Passage given>
So here it is Wednesday of my first week and I haven't got anything to show for the hours I'll be billing on Friday. Worse of all is I'm suppose to be meeting with my boss Friday afternoon and show him what I've been doing. *shivers* I have NO IDEA what that is. UGH!!! I want to work for them but seriously wondering if I would work better in an office instead of at home. I mean don't get me wrong its nice to work from home, no driving, no worrying about being late, traffic, can be with the pups, cook dinner, etc. But how to stay focused is a challenge all on its own. 

I just keep asking myself what the hell am I suppose to be doing? I just keep thinking about that first billing/paycheck on Friday and how it will help pay bills. Beyond that I can't seem to concentrate on anything else. UGH!!! What am I doing? 

Thursday, September 4, 2014

Letting the despair go.

What do you do when you are so deep in despair that you can't see any healthy way out? Today I found out about my unemployment and with it came such a despair that I thought about taking my life for the first time in many many many years.

Record extracts>
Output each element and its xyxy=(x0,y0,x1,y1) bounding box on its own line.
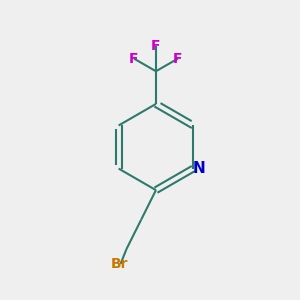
Text: F: F xyxy=(129,52,139,66)
Text: N: N xyxy=(192,161,205,176)
Text: F: F xyxy=(151,39,161,53)
Text: F: F xyxy=(173,52,183,66)
Text: Br: Br xyxy=(110,257,128,271)
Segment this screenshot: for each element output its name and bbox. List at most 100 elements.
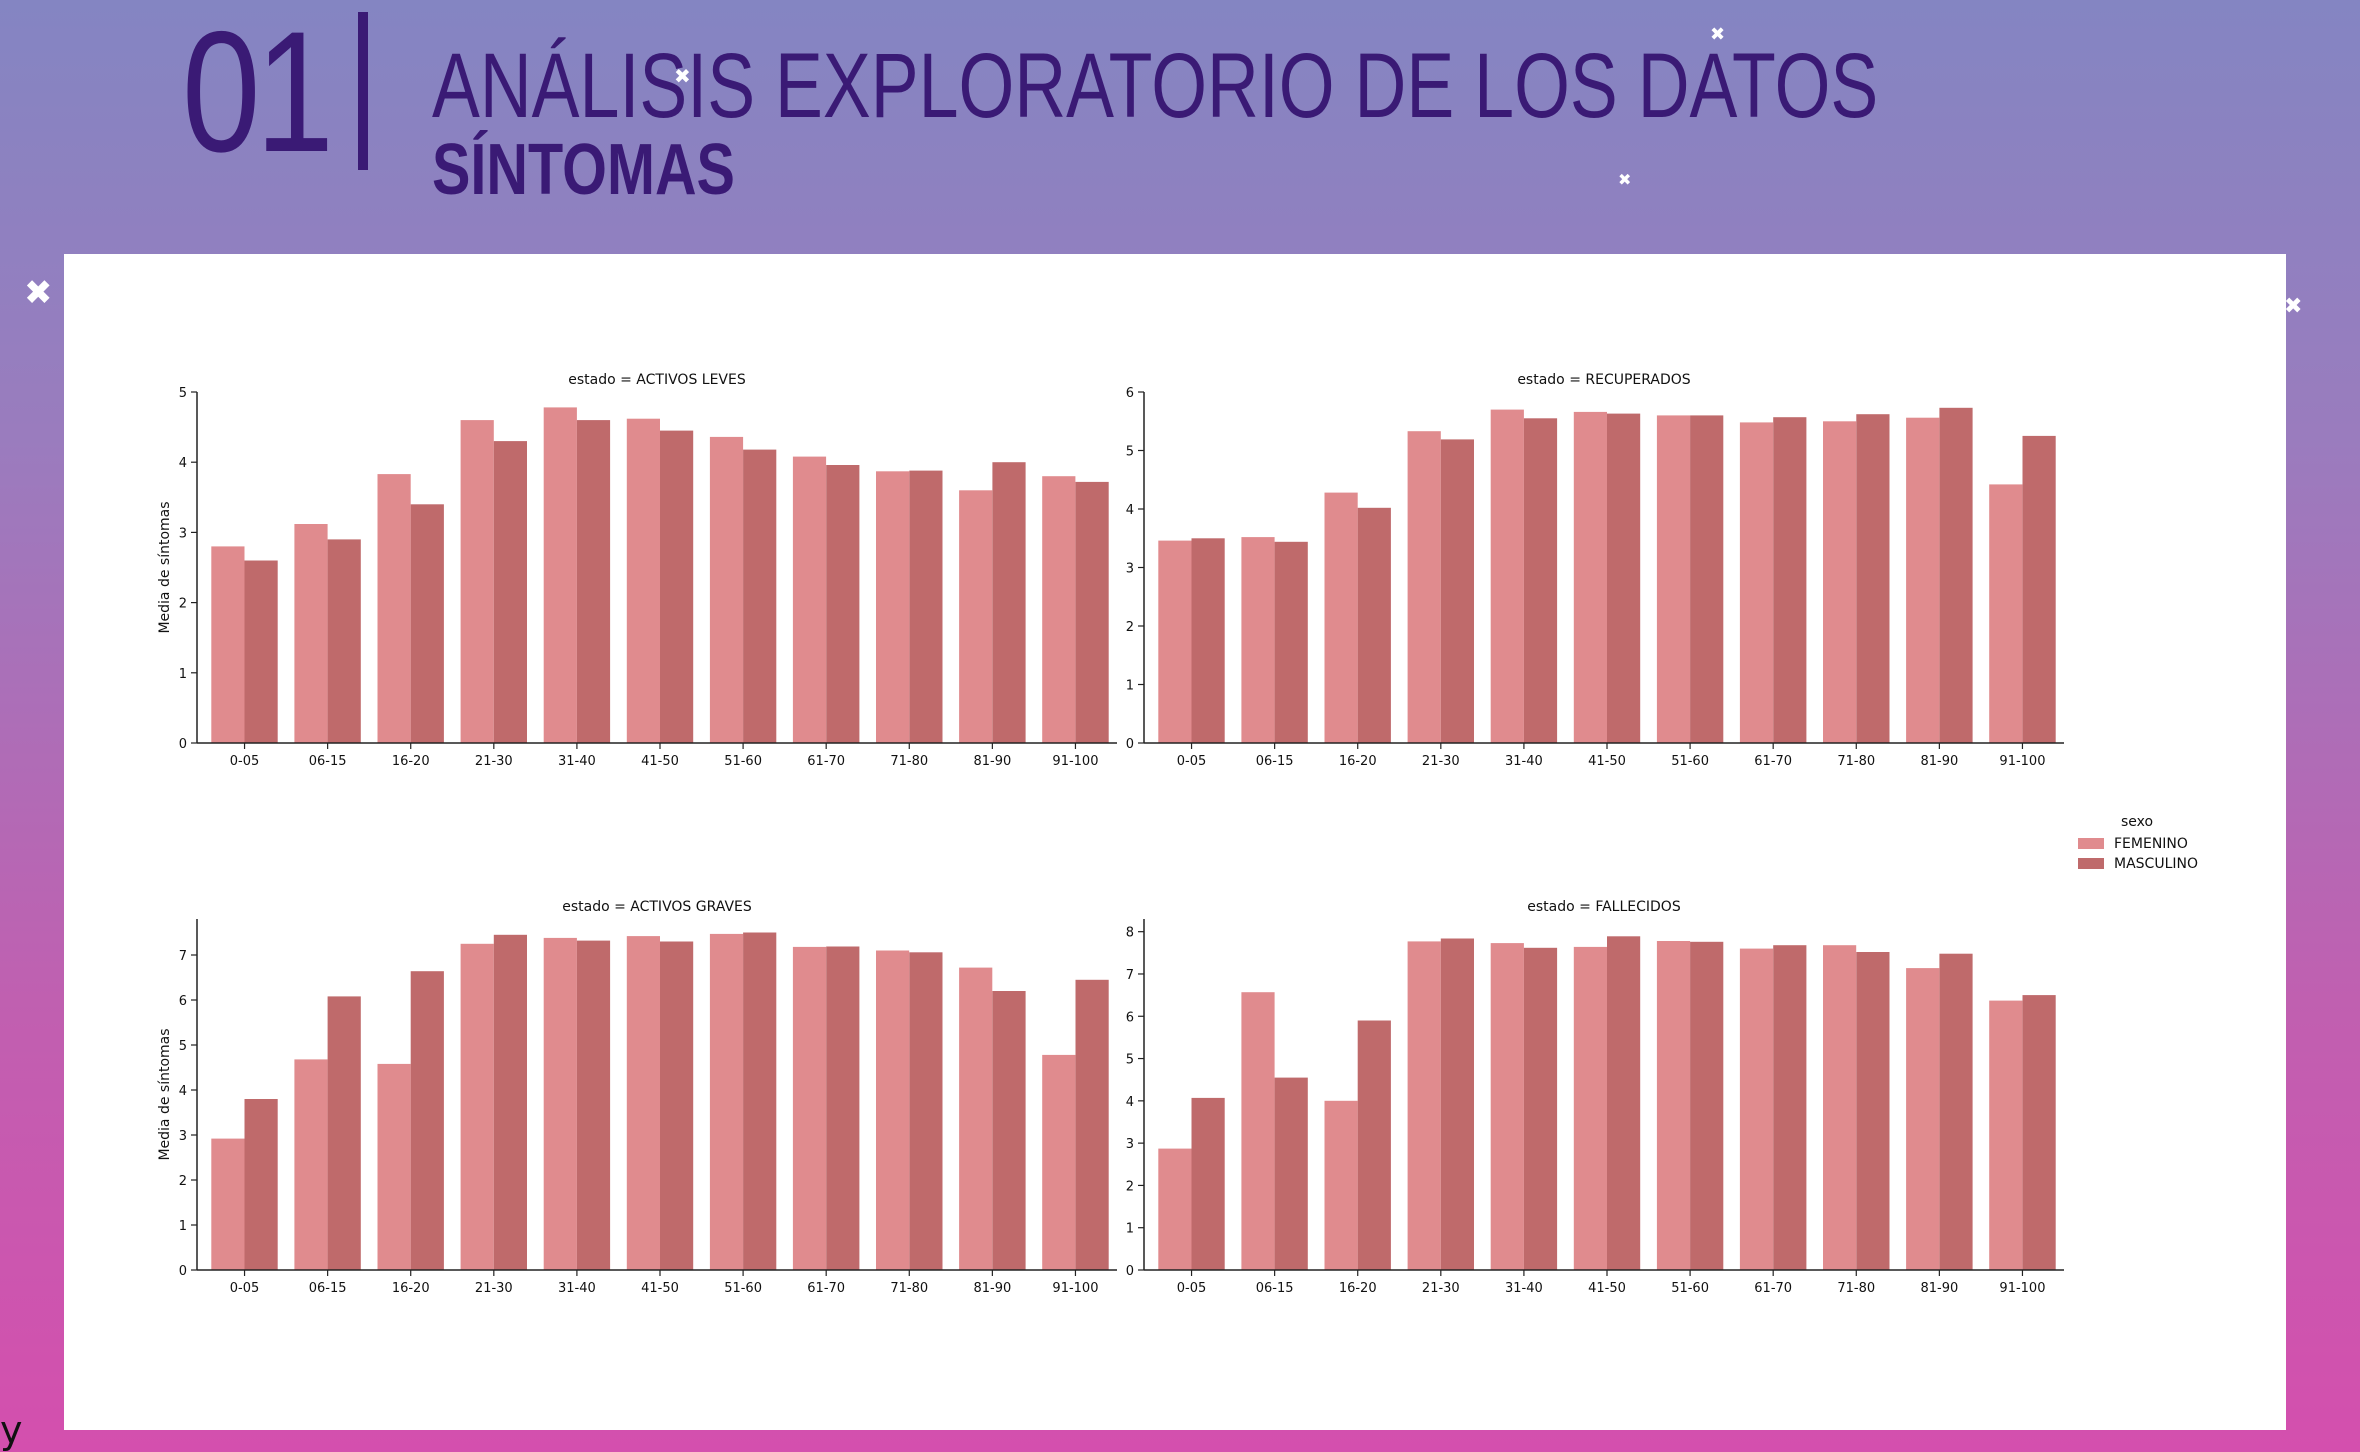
bar-femenino-31-40 <box>543 407 577 743</box>
bar-femenino-71-80 <box>1823 945 1857 1270</box>
x-tick-label: 81-90 <box>1920 754 1958 769</box>
y-tick-label: 4 <box>179 456 187 471</box>
chart-title: estado = ACTIVOS GRAVES <box>562 899 752 915</box>
x-tick-label: 91-100 <box>1999 1281 2045 1296</box>
x-tick-label: 16-20 <box>1339 754 1377 769</box>
y-tick-label: 0 <box>1126 737 1134 752</box>
bar-masculino-0-05 <box>1191 1097 1225 1270</box>
y-tick-label: 2 <box>179 1174 187 1189</box>
y-tick-label: 5 <box>1126 445 1134 460</box>
bar-femenino-16-20 <box>1324 1100 1358 1270</box>
corner-letter: y <box>0 1408 23 1452</box>
bar-masculino-71-80 <box>1856 952 1890 1270</box>
bar-masculino-71-80 <box>909 470 943 743</box>
x-tick-label: 16-20 <box>392 754 430 769</box>
bar-femenino-21-30 <box>460 420 494 743</box>
x-tick-label: 31-40 <box>558 1281 596 1296</box>
x-tick-label: 31-40 <box>1505 754 1543 769</box>
page-title: ANÁLISIS EXPLORATORIO DE LOS DATOS <box>432 35 1879 137</box>
x-tick-label: 51-60 <box>724 1281 762 1296</box>
bar-femenino-0-05 <box>1158 540 1192 743</box>
bar-masculino-0-05 <box>1191 538 1225 744</box>
y-tick-label: 3 <box>1126 1137 1134 1152</box>
bar-femenino-06-15 <box>294 1059 328 1270</box>
chart-panel-3: estado = FALLECIDOS 0 1 2 3 4 5 6 7 8 0-05 06-15 16-… <box>1126 899 2064 1296</box>
y-tick-label: 5 <box>1126 1053 1134 1068</box>
bar-masculino-06-15 <box>1274 541 1308 743</box>
bar-masculino-21-30 <box>493 441 527 743</box>
bar-femenino-71-80 <box>876 950 910 1270</box>
legend-swatch-femenino <box>2078 838 2104 849</box>
y-tick-label: 1 <box>1126 679 1134 694</box>
bar-femenino-81-90 <box>959 490 993 743</box>
bar-femenino-71-80 <box>1823 421 1857 744</box>
bar-femenino-61-70 <box>1739 948 1774 1270</box>
x-tick-label: 06-15 <box>1256 1281 1294 1296</box>
y-tick-label: 6 <box>179 994 187 1009</box>
x-tick-label: 21-30 <box>1422 754 1460 769</box>
x-tick-label: 91-100 <box>1999 754 2045 769</box>
x-tick-label: 41-50 <box>1588 1281 1626 1296</box>
bar-femenino-16-20 <box>1324 492 1358 743</box>
y-tick-label: 1 <box>179 667 187 682</box>
x-tick-label: 06-15 <box>309 1281 347 1296</box>
bar-femenino-91-100 <box>1989 484 2023 743</box>
bar-masculino-06-15 <box>1274 1077 1308 1270</box>
x-tick-label: 0-05 <box>230 754 260 769</box>
y-tick-label: 2 <box>179 597 187 612</box>
sparkle-star-icon: ✖ <box>1710 24 1726 45</box>
y-tick-label: 4 <box>1126 503 1134 518</box>
bar-masculino-41-50 <box>1607 413 1641 743</box>
bar-masculino-71-80 <box>1856 414 1890 743</box>
bar-femenino-0-05 <box>1158 1148 1192 1270</box>
bar-femenino-16-20 <box>377 1063 411 1270</box>
chart-panel-0: estado = ACTIVOS LEVES Media de síntomas 0… <box>157 372 1117 769</box>
x-tick-label: 61-70 <box>807 754 845 769</box>
bar-femenino-21-30 <box>460 943 494 1271</box>
y-tick-label: 5 <box>179 1039 187 1054</box>
bar-femenino-21-30 <box>1407 941 1441 1270</box>
bar-femenino-21-30 <box>1407 431 1441 743</box>
bar-masculino-91-100 <box>1075 979 1109 1271</box>
bar-femenino-91-100 <box>1042 1054 1076 1270</box>
bar-masculino-41-50 <box>660 430 694 743</box>
bar-femenino-71-80 <box>876 471 910 743</box>
x-tick-label: 41-50 <box>641 1281 679 1296</box>
legend-title: sexo <box>2121 814 2153 830</box>
x-tick-label: 21-30 <box>475 1281 513 1296</box>
bar-masculino-41-50 <box>660 941 694 1270</box>
y-tick-label: 6 <box>1126 386 1134 401</box>
bar-femenino-0-05 <box>211 546 245 743</box>
chart-title: estado = FALLECIDOS <box>1527 899 1681 915</box>
bar-masculino-31-40 <box>1523 418 1558 743</box>
x-tick-label: 06-15 <box>1256 754 1294 769</box>
x-tick-label: 0-05 <box>230 1281 260 1296</box>
x-tick-label: 61-70 <box>807 1281 845 1296</box>
y-tick-label: 0 <box>179 1264 187 1279</box>
sparkle-star-icon: ✖ <box>1618 170 1632 189</box>
bar-masculino-51-60 <box>743 932 777 1270</box>
sparkle-star-icon: ✖ <box>674 64 691 88</box>
chart-title: estado = RECUPERADOS <box>1517 372 1690 388</box>
bar-masculino-51-60 <box>1690 941 1724 1270</box>
bar-masculino-81-90 <box>1939 407 1973 743</box>
x-tick-label: 81-90 <box>973 1281 1011 1296</box>
x-tick-label: 31-40 <box>558 754 596 769</box>
x-tick-label: 21-30 <box>475 754 513 769</box>
y-tick-label: 7 <box>1126 968 1134 983</box>
bar-masculino-16-20 <box>1357 507 1391 743</box>
legend-swatch-masculino <box>2078 858 2104 869</box>
bar-masculino-51-60 <box>1690 415 1724 743</box>
x-tick-label: 31-40 <box>1505 1281 1543 1296</box>
bar-femenino-81-90 <box>1906 417 1940 743</box>
bar-masculino-61-70 <box>1773 417 1807 743</box>
bar-masculino-31-40 <box>576 940 611 1270</box>
bar-masculino-91-100 <box>2022 435 2056 743</box>
x-tick-label: 51-60 <box>1671 1281 1709 1296</box>
x-tick-label: 06-15 <box>309 754 347 769</box>
legend-label-masculino: MASCULINO <box>2114 856 2198 872</box>
x-tick-label: 0-05 <box>1177 754 1207 769</box>
y-tick-label: 3 <box>179 1129 187 1144</box>
bar-masculino-21-30 <box>1440 938 1474 1270</box>
legend: sexo FEMENINO MASCULINO <box>2078 814 2198 872</box>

Directions>
**a.** Name each advantage of working from home that the blog post about a new work-from-home job mentions.
**b.** Pick up the blog post about unemployment and despair after its final sentence, and carry it on in the same personal voice.

Results for each task>
**a.**
- No driving
- No worrying about being late
- Traffic
- Being with the pups
- Cooking dinner

**b.**
My unemployment was approved, but with it came a surprise of being fined 15 weeks of pay due to the over payments made to me in 2011. So I am stuck with no income coming in for unemployment for 4 months. WHAT THE HELL am I suppose to do? I officially cried it all out. Then tried to think about what to do. 

I'm literally lost as I seriously don't know where to turn and at the moment can't really think to well as to what to do. I sucked up my ego and asked a friend for a loan to pay this months rent and past due bills, but he had a point what am I going to do next month when the bills are due? To be honest I don't know. I don't know what I'm going to do tomorrow or the day after I just know that I have this despair deep in my chest that I can't lift off and its financial.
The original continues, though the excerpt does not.